[Part of a data file]
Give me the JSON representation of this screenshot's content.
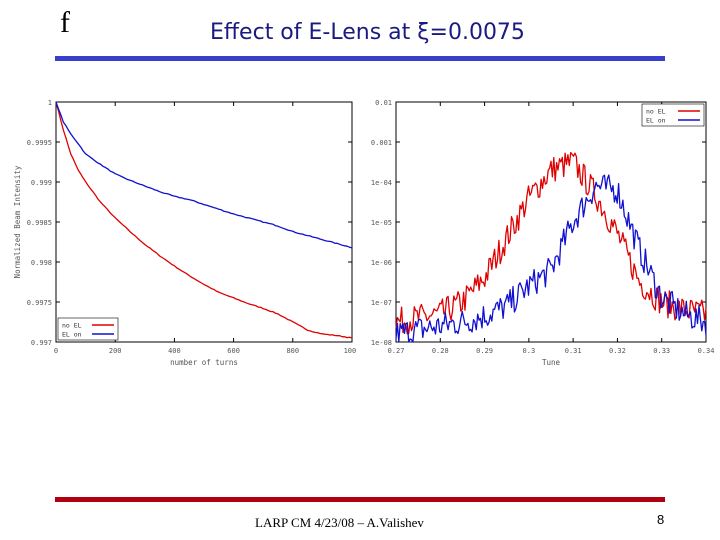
{
  "slide": {
    "corner_glyph": "f",
    "title": "Effect of E-Lens at ξ=0.0075",
    "footer": "LARP CM 4/23/08 – A.Valishev",
    "page_number": "8",
    "colors": {
      "title": "#1a1a80",
      "rule_top": "#3b3ec9",
      "rule_bottom": "#b00010",
      "red": "#e00000",
      "blue": "#1010d0"
    }
  },
  "chart_data": [
    {
      "type": "line",
      "title": "",
      "xlabel": "number of turns",
      "ylabel": "Normalized Beam Intensity",
      "xlim": [
        0,
        1000
      ],
      "ylim": [
        0.997,
        1.0
      ],
      "x_ticks": [
        "0",
        "200",
        "400",
        "600",
        "800",
        "1000"
      ],
      "y_ticks": [
        "0.997",
        "0.9975",
        "0.998",
        "0.9985",
        "0.999",
        "0.9995",
        "1"
      ],
      "legend": {
        "position": "bottom-left",
        "entries": [
          "no EL",
          "EL on"
        ]
      },
      "x": [
        0,
        25,
        50,
        75,
        100,
        150,
        200,
        250,
        300,
        350,
        400,
        450,
        500,
        550,
        600,
        650,
        700,
        750,
        800,
        850,
        900,
        950,
        1000
      ],
      "series": [
        {
          "name": "no EL",
          "color": "#e00000",
          "values": [
            1.0,
            0.99965,
            0.99935,
            0.99915,
            0.999,
            0.99875,
            0.99855,
            0.99838,
            0.99822,
            0.99808,
            0.99795,
            0.99783,
            0.99772,
            0.99762,
            0.99755,
            0.99748,
            0.99742,
            0.99735,
            0.99725,
            0.99715,
            0.9971,
            0.99708,
            0.99705
          ]
        },
        {
          "name": "EL on",
          "color": "#1010d0",
          "values": [
            1.0,
            0.99975,
            0.9996,
            0.99948,
            0.99935,
            0.99922,
            0.9991,
            0.99902,
            0.99895,
            0.99888,
            0.99882,
            0.99878,
            0.99872,
            0.99866,
            0.9986,
            0.99855,
            0.9985,
            0.99845,
            0.99838,
            0.99833,
            0.99828,
            0.99823,
            0.99818
          ]
        }
      ]
    },
    {
      "type": "line",
      "title": "",
      "xlabel": "Tune",
      "ylabel": "",
      "xlim": [
        0.27,
        0.34
      ],
      "ylim": [
        "1e-8",
        "0.01"
      ],
      "y_scale": "log",
      "ylim_exponents": [
        -8,
        -2
      ],
      "x_ticks": [
        "0.27",
        "0.28",
        "0.29",
        "0.3",
        "0.31",
        "0.32",
        "0.33",
        "0.34"
      ],
      "y_ticks": [
        "1e-08",
        "1e-07",
        "1e-06",
        "1e-05",
        "1e-04",
        "0.001",
        "0.01"
      ],
      "legend": {
        "position": "top-right",
        "entries": [
          "no EL",
          "EL on"
        ]
      },
      "x": [
        0.27,
        0.275,
        0.28,
        0.285,
        0.29,
        0.295,
        0.3,
        0.305,
        0.31,
        0.315,
        0.32,
        0.325,
        0.33,
        0.335,
        0.34
      ],
      "series": [
        {
          "name": "no EL",
          "color": "#e00000",
          "log10_values": [
            -7.5,
            -7.4,
            -7.3,
            -7.0,
            -6.4,
            -5.4,
            -4.4,
            -3.7,
            -3.5,
            -4.3,
            -5.3,
            -6.5,
            -7.0,
            -7.2,
            -7.3
          ]
        },
        {
          "name": "EL on",
          "color": "#1010d0",
          "log10_values": [
            -7.8,
            -7.7,
            -7.6,
            -7.5,
            -7.35,
            -7.1,
            -6.6,
            -6.2,
            -5.0,
            -4.1,
            -4.2,
            -5.7,
            -6.9,
            -7.3,
            -7.5
          ]
        }
      ]
    }
  ]
}
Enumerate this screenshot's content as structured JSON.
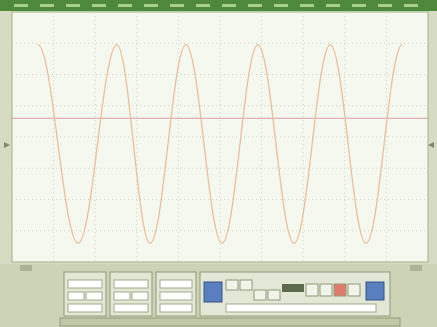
{
  "chart_data": {
    "type": "line",
    "x": [
      0.62,
      1.59,
      2.52,
      3.32,
      4.18,
      5.05,
      5.91,
      6.78,
      7.65,
      8.51,
      9.38
    ],
    "series": [
      {
        "color": "#e9bf98",
        "values": [
          2.95,
          -3.4,
          2.95,
          -3.4,
          2.95,
          -3.4,
          2.95,
          -3.4,
          2.95,
          -3.4,
          2.95
        ]
      }
    ],
    "xlim": [
      0,
      10
    ],
    "ylim": [
      -4,
      4
    ],
    "trigger_level": 0.6,
    "trigger_color": "#d9a0a0",
    "grid": true
  }
}
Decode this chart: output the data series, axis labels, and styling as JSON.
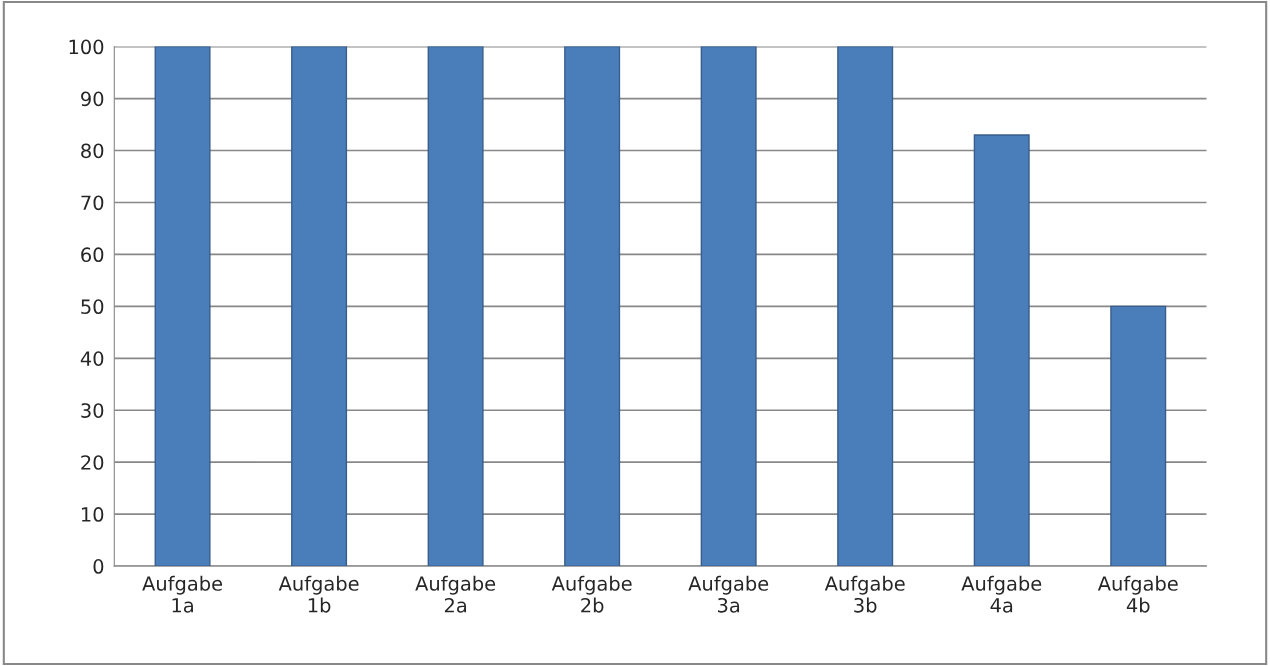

Problem to solve — Pictures are not part of the copy; reproduce everything else in the records exactly.

Final result —
Give me the JSON representation of this screenshot's content.
{
  "slide": {
    "corner_glyph": "f",
    "title": "Effect of E-Lens at ξ=0.0075",
    "footer": "LARP CM 4/23/08 – A.Valishev",
    "page_number": "8",
    "colors": {
      "title": "#1a1a80",
      "rule_top": "#3b3ec9",
      "rule_bottom": "#b00010",
      "red": "#e00000",
      "blue": "#1010d0"
    }
  },
  "chart_data": [
    {
      "type": "line",
      "title": "",
      "xlabel": "number of turns",
      "ylabel": "Normalized Beam Intensity",
      "xlim": [
        0,
        1000
      ],
      "ylim": [
        0.997,
        1.0
      ],
      "x_ticks": [
        "0",
        "200",
        "400",
        "600",
        "800",
        "1000"
      ],
      "y_ticks": [
        "0.997",
        "0.9975",
        "0.998",
        "0.9985",
        "0.999",
        "0.9995",
        "1"
      ],
      "legend": {
        "position": "bottom-left",
        "entries": [
          "no EL",
          "EL on"
        ]
      },
      "x": [
        0,
        25,
        50,
        75,
        100,
        150,
        200,
        250,
        300,
        350,
        400,
        450,
        500,
        550,
        600,
        650,
        700,
        750,
        800,
        850,
        900,
        950,
        1000
      ],
      "series": [
        {
          "name": "no EL",
          "color": "#e00000",
          "values": [
            1.0,
            0.99965,
            0.99935,
            0.99915,
            0.999,
            0.99875,
            0.99855,
            0.99838,
            0.99822,
            0.99808,
            0.99795,
            0.99783,
            0.99772,
            0.99762,
            0.99755,
            0.99748,
            0.99742,
            0.99735,
            0.99725,
            0.99715,
            0.9971,
            0.99708,
            0.99705
          ]
        },
        {
          "name": "EL on",
          "color": "#1010d0",
          "values": [
            1.0,
            0.99975,
            0.9996,
            0.99948,
            0.99935,
            0.99922,
            0.9991,
            0.99902,
            0.99895,
            0.99888,
            0.99882,
            0.99878,
            0.99872,
            0.99866,
            0.9986,
            0.99855,
            0.9985,
            0.99845,
            0.99838,
            0.99833,
            0.99828,
            0.99823,
            0.99818
          ]
        }
      ]
    },
    {
      "type": "line",
      "title": "",
      "xlabel": "Tune",
      "ylabel": "",
      "xlim": [
        0.27,
        0.34
      ],
      "ylim": [
        "1e-8",
        "0.01"
      ],
      "y_scale": "log",
      "ylim_exponents": [
        -8,
        -2
      ],
      "x_ticks": [
        "0.27",
        "0.28",
        "0.29",
        "0.3",
        "0.31",
        "0.32",
        "0.33",
        "0.34"
      ],
      "y_ticks": [
        "1e-08",
        "1e-07",
        "1e-06",
        "1e-05",
        "1e-04",
        "0.001",
        "0.01"
      ],
      "legend": {
        "position": "top-right",
        "entries": [
          "no EL",
          "EL on"
        ]
      },
      "x": [
        0.27,
        0.275,
        0.28,
        0.285,
        0.29,
        0.295,
        0.3,
        0.305,
        0.31,
        0.315,
        0.32,
        0.325,
        0.33,
        0.335,
        0.34
      ],
      "series": [
        {
          "name": "no EL",
          "color": "#e00000",
          "log10_values": [
            -7.5,
            -7.4,
            -7.3,
            -7.0,
            -6.4,
            -5.4,
            -4.4,
            -3.7,
            -3.5,
            -4.3,
            -5.3,
            -6.5,
            -7.0,
            -7.2,
            -7.3
          ]
        },
        {
          "name": "EL on",
          "color": "#1010d0",
          "log10_values": [
            -7.8,
            -7.7,
            -7.6,
            -7.5,
            -7.35,
            -7.1,
            -6.6,
            -6.2,
            -5.0,
            -4.1,
            -4.2,
            -5.7,
            -6.9,
            -7.3,
            -7.5
          ]
        }
      ]
    }
  ]
}
Enumerate this screenshot's content as structured JSON.
{
  "chart_data": {
    "type": "line",
    "x": [
      0.62,
      1.59,
      2.52,
      3.32,
      4.18,
      5.05,
      5.91,
      6.78,
      7.65,
      8.51,
      9.38
    ],
    "series": [
      {
        "color": "#e9bf98",
        "values": [
          2.95,
          -3.4,
          2.95,
          -3.4,
          2.95,
          -3.4,
          2.95,
          -3.4,
          2.95,
          -3.4,
          2.95
        ]
      }
    ],
    "xlim": [
      0,
      10
    ],
    "ylim": [
      -4,
      4
    ],
    "trigger_level": 0.6,
    "trigger_color": "#d9a0a0",
    "grid": true
  }
}
Decode this chart: output the data series, axis labels, and styling as JSON.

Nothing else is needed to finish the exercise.